* [Supplied data]
— Start —
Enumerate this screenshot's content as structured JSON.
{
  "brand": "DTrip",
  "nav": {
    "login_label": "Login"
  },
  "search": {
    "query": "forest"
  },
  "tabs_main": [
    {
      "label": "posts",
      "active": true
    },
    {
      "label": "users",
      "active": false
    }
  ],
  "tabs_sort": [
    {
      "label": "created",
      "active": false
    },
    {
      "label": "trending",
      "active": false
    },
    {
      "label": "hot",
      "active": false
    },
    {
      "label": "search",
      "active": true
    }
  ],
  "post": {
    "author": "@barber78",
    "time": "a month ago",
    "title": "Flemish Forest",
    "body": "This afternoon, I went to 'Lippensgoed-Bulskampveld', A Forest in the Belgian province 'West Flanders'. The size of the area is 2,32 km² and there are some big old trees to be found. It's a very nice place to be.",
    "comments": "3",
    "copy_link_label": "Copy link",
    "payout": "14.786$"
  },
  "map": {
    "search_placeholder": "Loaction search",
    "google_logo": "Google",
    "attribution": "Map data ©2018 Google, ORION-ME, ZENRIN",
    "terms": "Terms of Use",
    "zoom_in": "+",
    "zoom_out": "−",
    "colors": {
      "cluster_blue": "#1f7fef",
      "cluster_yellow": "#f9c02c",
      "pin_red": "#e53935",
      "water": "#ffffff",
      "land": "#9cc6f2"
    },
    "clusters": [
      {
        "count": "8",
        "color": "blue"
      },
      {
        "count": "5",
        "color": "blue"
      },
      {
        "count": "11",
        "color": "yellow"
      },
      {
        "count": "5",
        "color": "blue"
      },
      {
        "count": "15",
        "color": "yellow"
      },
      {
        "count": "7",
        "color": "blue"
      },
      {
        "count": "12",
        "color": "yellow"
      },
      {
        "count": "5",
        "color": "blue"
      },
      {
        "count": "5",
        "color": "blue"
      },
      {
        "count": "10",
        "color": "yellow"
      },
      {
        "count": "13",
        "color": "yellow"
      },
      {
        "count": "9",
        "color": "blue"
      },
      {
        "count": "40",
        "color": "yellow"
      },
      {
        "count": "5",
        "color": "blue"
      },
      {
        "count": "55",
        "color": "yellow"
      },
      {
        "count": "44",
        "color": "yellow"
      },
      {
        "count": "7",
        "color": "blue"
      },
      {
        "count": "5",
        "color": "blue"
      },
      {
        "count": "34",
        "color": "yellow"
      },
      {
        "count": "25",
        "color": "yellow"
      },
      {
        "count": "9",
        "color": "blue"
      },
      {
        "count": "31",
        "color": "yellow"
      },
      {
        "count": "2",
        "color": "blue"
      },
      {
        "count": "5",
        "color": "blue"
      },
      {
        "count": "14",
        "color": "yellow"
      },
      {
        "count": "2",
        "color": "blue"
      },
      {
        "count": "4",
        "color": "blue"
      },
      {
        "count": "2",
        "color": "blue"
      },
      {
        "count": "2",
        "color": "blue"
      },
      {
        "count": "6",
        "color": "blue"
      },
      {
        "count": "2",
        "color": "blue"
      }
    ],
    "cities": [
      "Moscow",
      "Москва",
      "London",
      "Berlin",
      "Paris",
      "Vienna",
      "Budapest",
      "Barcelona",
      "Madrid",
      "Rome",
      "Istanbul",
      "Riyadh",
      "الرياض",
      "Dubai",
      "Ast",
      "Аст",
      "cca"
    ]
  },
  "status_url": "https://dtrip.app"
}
— End —
* [Exercise] Using the listing above, locate the lines that hold "Google" and copy each one.

* [Exercise result]
    "google_logo": "Google",
    "attribution": "Map data ©2018 Google, ORION-ME, ZENRIN",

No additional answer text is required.